-- START OF RECORDS FOR THIS TASK --
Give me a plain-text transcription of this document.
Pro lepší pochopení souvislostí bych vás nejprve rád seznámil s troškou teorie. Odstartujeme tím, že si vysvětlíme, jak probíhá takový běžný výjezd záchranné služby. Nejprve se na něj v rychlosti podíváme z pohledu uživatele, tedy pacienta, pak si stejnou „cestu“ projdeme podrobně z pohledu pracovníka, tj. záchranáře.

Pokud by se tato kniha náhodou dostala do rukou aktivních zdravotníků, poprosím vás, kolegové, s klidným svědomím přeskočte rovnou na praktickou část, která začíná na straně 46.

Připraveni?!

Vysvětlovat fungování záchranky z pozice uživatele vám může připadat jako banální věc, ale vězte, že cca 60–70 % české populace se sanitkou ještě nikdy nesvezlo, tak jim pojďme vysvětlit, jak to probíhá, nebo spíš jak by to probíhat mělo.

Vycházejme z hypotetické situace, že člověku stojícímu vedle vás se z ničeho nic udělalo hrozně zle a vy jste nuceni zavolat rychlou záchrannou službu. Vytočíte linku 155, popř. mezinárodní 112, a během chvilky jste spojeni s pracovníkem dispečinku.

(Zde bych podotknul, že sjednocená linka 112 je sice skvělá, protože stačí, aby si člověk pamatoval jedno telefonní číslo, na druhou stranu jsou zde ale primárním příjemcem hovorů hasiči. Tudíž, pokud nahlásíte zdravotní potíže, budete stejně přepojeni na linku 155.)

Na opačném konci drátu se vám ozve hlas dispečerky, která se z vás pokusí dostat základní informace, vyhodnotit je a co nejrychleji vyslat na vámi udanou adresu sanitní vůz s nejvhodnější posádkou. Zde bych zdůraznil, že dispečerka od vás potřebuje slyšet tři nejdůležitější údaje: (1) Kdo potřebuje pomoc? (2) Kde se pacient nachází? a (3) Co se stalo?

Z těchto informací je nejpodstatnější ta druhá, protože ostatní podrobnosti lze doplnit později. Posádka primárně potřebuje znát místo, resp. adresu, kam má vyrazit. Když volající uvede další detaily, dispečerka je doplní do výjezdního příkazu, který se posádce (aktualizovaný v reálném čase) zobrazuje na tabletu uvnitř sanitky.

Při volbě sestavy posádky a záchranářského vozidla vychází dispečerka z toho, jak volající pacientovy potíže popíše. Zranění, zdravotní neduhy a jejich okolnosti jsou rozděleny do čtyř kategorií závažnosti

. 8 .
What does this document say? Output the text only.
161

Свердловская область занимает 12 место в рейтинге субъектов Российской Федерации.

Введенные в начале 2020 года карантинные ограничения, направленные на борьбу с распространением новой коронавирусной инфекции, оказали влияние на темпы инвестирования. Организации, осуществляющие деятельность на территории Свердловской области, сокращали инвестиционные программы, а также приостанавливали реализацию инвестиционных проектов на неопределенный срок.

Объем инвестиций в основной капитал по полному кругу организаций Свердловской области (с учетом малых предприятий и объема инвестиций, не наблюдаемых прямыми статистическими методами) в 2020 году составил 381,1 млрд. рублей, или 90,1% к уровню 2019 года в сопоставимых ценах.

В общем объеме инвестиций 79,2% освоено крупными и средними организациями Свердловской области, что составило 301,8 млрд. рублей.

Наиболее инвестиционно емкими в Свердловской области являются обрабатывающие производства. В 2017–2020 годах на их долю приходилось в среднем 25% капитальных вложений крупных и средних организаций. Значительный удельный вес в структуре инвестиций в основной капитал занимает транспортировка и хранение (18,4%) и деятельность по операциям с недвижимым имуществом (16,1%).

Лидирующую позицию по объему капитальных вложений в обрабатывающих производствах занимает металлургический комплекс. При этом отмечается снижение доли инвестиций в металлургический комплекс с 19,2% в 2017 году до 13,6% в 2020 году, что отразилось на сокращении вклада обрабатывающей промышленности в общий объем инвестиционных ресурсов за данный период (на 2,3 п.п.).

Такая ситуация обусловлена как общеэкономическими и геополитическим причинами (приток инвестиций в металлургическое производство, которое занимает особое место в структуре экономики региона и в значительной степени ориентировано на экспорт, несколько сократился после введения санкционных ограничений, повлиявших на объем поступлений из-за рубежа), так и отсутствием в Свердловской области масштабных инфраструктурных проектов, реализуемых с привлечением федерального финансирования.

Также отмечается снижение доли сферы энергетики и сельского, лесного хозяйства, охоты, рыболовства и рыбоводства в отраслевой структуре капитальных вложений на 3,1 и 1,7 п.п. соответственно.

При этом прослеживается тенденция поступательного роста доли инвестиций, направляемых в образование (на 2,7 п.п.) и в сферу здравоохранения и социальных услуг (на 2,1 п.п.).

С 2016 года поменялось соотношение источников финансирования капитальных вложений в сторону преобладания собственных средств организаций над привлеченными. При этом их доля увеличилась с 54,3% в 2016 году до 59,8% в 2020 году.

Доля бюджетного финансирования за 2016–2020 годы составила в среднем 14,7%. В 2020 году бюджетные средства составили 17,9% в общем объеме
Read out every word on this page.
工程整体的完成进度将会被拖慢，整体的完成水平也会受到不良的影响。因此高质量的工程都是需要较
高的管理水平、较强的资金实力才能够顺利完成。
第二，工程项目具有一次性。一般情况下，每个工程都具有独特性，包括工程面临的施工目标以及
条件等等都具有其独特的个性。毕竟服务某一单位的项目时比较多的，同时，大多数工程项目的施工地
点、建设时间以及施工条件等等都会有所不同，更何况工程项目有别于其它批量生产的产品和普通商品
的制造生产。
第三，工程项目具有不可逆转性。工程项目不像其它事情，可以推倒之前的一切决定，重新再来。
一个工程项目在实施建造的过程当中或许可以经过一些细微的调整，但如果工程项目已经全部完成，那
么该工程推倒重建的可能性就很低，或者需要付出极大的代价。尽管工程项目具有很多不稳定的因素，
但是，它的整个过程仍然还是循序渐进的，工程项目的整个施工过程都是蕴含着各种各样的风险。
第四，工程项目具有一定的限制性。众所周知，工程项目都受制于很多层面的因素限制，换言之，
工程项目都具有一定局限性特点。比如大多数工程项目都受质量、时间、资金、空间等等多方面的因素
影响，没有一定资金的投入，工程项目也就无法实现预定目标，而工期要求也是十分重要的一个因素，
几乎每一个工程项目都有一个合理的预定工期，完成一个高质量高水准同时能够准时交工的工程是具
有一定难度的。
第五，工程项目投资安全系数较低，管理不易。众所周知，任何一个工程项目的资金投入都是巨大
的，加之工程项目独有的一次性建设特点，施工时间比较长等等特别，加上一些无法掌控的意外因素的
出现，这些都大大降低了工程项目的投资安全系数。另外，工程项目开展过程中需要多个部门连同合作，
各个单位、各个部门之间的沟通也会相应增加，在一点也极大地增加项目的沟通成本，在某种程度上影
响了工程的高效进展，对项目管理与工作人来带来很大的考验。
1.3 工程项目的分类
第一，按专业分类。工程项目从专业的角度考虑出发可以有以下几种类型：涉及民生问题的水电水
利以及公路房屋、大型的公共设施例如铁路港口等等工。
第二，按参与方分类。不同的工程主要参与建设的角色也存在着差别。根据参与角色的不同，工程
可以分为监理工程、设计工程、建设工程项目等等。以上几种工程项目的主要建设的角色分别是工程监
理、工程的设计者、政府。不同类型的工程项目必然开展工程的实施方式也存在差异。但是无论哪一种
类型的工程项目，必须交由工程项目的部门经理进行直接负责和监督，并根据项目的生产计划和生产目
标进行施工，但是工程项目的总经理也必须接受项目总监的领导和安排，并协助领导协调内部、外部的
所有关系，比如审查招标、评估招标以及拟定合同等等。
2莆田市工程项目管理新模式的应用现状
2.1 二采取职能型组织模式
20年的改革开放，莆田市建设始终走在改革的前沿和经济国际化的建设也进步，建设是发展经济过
-- END OF RECORDS FOR THIS TASK --
PROBLEM
Nothing in the listing may be changed; retype it all exactly.

THE ANSWER
Give me a plain-text transcription of this document.
Pro lepší pochopení souvislostí bych vás nejprve rád seznámil s troškou teorie. Odstartujeme tím, že si vysvětlíme, jak probíhá takový běžný výjezd záchranné služby. Nejprve se na něj v rychlosti podíváme z pohledu uživatele, tedy pacienta, pak si stejnou „cestu“ projdeme podrobně z pohledu pracovníka, tj. záchranáře.

Pokud by se tato kniha náhodou dostala do rukou aktivních zdravotníků, poprosím vás, kolegové, s klidným svědomím přeskočte rovnou na praktickou část, která začíná na straně 46.

Připraveni?!

Vysvětlovat fungování záchranky z pozice uživatele vám může připadat jako banální věc, ale vězte, že cca 60–70 % české populace se sanitkou ještě nikdy nesvezlo, tak jim pojďme vysvětlit, jak to probíhá, nebo spíš jak by to probíhat mělo.

Vycházejme z hypotetické situace, že člověku stojícímu vedle vás se z ničeho nic udělalo hrozně zle a vy jste nuceni zavolat rychlou záchrannou službu. Vytočíte linku 155, popř. mezinárodní 112, a během chvilky jste spojeni s pracovníkem dispečinku.

(Zde bych podotknul, že sjednocená linka 112 je sice skvělá, protože stačí, aby si člověk pamatoval jedno telefonní číslo, na druhou stranu jsou zde ale primárním příjemcem hovorů hasiči. Tudíž, pokud nahlásíte zdravotní potíže, budete stejně přepojeni na linku 155.)

Na opačném konci drátu se vám ozve hlas dispečerky, která se z vás pokusí dostat základní informace, vyhodnotit je a co nejrychleji vyslat na vámi udanou adresu sanitní vůz s nejvhodnější posádkou. Zde bych zdůraznil, že dispečerka od vás potřebuje slyšet tři nejdůležitější údaje: (1) Kdo potřebuje pomoc? (2) Kde se pacient nachází? a (3) Co se stalo?

Z těchto informací je nejpodstatnější ta druhá, protože ostatní podrobnosti lze doplnit později. Posádka primárně potřebuje znát místo, resp. adresu, kam má vyrazit. Když volající uvede další detaily, dispečerka je doplní do výjezdního příkazu, který se posádce (aktualizovaný v reálném čase) zobrazuje na tabletu uvnitř sanitky.

Při volbě sestavy posádky a záchranářského vozidla vychází dispečerka z toho, jak volající pacientovy potíže popíše. Zranění, zdravotní neduhy a jejich okolnosti jsou rozděleny do čtyř kategorií závažnosti

. 8 .
What does this document say? Output the text only.
161

Свердловская область занимает 12 место в рейтинге субъектов Российской Федерации.

Введенные в начале 2020 года карантинные ограничения, направленные на борьбу с распространением новой коронавирусной инфекции, оказали влияние на темпы инвестирования. Организации, осуществляющие деятельность на территории Свердловской области, сокращали инвестиционные программы, а также приостанавливали реализацию инвестиционных проектов на неопределенный срок.

Объем инвестиций в основной капитал по полному кругу организаций Свердловской области (с учетом малых предприятий и объема инвестиций, не наблюдаемых прямыми статистическими методами) в 2020 году составил 381,1 млрд. рублей, или 90,1% к уровню 2019 года в сопоставимых ценах.

В общем объеме инвестиций 79,2% освоено крупными и средними организациями Свердловской области, что составило 301,8 млрд. рублей.

Наиболее инвестиционно емкими в Свердловской области являются обрабатывающие производства. В 2017–2020 годах на их долю приходилось в среднем 25% капитальных вложений крупных и средних организаций. Значительный удельный вес в структуре инвестиций в основной капитал занимает транспортировка и хранение (18,4%) и деятельность по операциям с недвижимым имуществом (16,1%).

Лидирующую позицию по объему капитальных вложений в обрабатывающих производствах занимает металлургический комплекс. При этом отмечается снижение доли инвестиций в металлургический комплекс с 19,2% в 2017 году до 13,6% в 2020 году, что отразилось на сокращении вклада обрабатывающей промышленности в общий объем инвестиционных ресурсов за данный период (на 2,3 п.п.).

Такая ситуация обусловлена как общеэкономическими и геополитическим причинами (приток инвестиций в металлургическое производство, которое занимает особое место в структуре экономики региона и в значительной степени ориентировано на экспорт, несколько сократился после введения санкционных ограничений, повлиявших на объем поступлений из-за рубежа), так и отсутствием в Свердловской области масштабных инфраструктурных проектов, реализуемых с привлечением федерального финансирования.

Также отмечается снижение доли сферы энергетики и сельского, лесного хозяйства, охоты, рыболовства и рыбоводства в отраслевой структуре капитальных вложений на 3,1 и 1,7 п.п. соответственно.

При этом прослеживается тенденция поступательного роста доли инвестиций, направляемых в образование (на 2,7 п.п.) и в сферу здравоохранения и социальных услуг (на 2,1 п.п.).

С 2016 года поменялось соотношение источников финансирования капитальных вложений в сторону преобладания собственных средств организаций над привлеченными. При этом их доля увеличилась с 54,3% в 2016 году до 59,8% в 2020 году.

Доля бюджетного финансирования за 2016–2020 годы составила в среднем 14,7%. В 2020 году бюджетные средства составили 17,9% в общем объеме
Read out every word on this page.
工程整体的完成进度将会被拖慢，整体的完成水平也会受到不良的影响。因此高质量的工程都是需要较
高的管理水平、较强的资金实力才能够顺利完成。
第二，工程项目具有一次性。一般情况下，每个工程都具有独特性，包括工程面临的施工目标以及
条件等等都具有其独特的个性。毕竟服务某一单位的项目时比较多的，同时，大多数工程项目的施工地
点、建设时间以及施工条件等等都会有所不同，更何况工程项目有别于其它批量生产的产品和普通商品
的制造生产。
第三，工程项目具有不可逆转性。工程项目不像其它事情，可以推倒之前的一切决定，重新再来。
一个工程项目在实施建造的过程当中或许可以经过一些细微的调整，但如果工程项目已经全部完成，那
么该工程推倒重建的可能性就很低，或者需要付出极大的代价。尽管工程项目具有很多不稳定的因素，
但是，它的整个过程仍然还是循序渐进的，工程项目的整个施工过程都是蕴含着各种各样的风险。
第四，工程项目具有一定的限制性。众所周知，工程项目都受制于很多层面的因素限制，换言之，
工程项目都具有一定局限性特点。比如大多数工程项目都受质量、时间、资金、空间等等多方面的因素
影响，没有一定资金的投入，工程项目也就无法实现预定目标，而工期要求也是十分重要的一个因素，
几乎每一个工程项目都有一个合理的预定工期，完成一个高质量高水准同时能够准时交工的工程是具
有一定难度的。
第五，工程项目投资安全系数较低，管理不易。众所周知，任何一个工程项目的资金投入都是巨大
的，加之工程项目独有的一次性建设特点，施工时间比较长等等特别，加上一些无法掌控的意外因素的
出现，这些都大大降低了工程项目的投资安全系数。另外，工程项目开展过程中需要多个部门连同合作，
各个单位、各个部门之间的沟通也会相应增加，在一点也极大地增加项目的沟通成本，在某种程度上影
响了工程的高效进展，对项目管理与工作人来带来很大的考验。
1.3 工程项目的分类
第一，按专业分类。工程项目从专业的角度考虑出发可以有以下几种类型：涉及民生问题的水电水
利以及公路房屋、大型的公共设施例如铁路港口等等工。
第二，按参与方分类。不同的工程主要参与建设的角色也存在着差别。根据参与角色的不同，工程
可以分为监理工程、设计工程、建设工程项目等等。以上几种工程项目的主要建设的角色分别是工程监
理、工程的设计者、政府。不同类型的工程项目必然开展工程的实施方式也存在差异。但是无论哪一种
类型的工程项目，必须交由工程项目的部门经理进行直接负责和监督，并根据项目的生产计划和生产目
标进行施工，但是工程项目的总经理也必须接受项目总监的领导和安排，并协助领导协调内部、外部的
所有关系，比如审查招标、评估招标以及拟定合同等等。
2莆田市工程项目管理新模式的应用现状
2.1 二采取职能型组织模式
20年的改革开放，莆田市建设始终走在改革的前沿和经济国际化的建设也进步，建设是发展经济过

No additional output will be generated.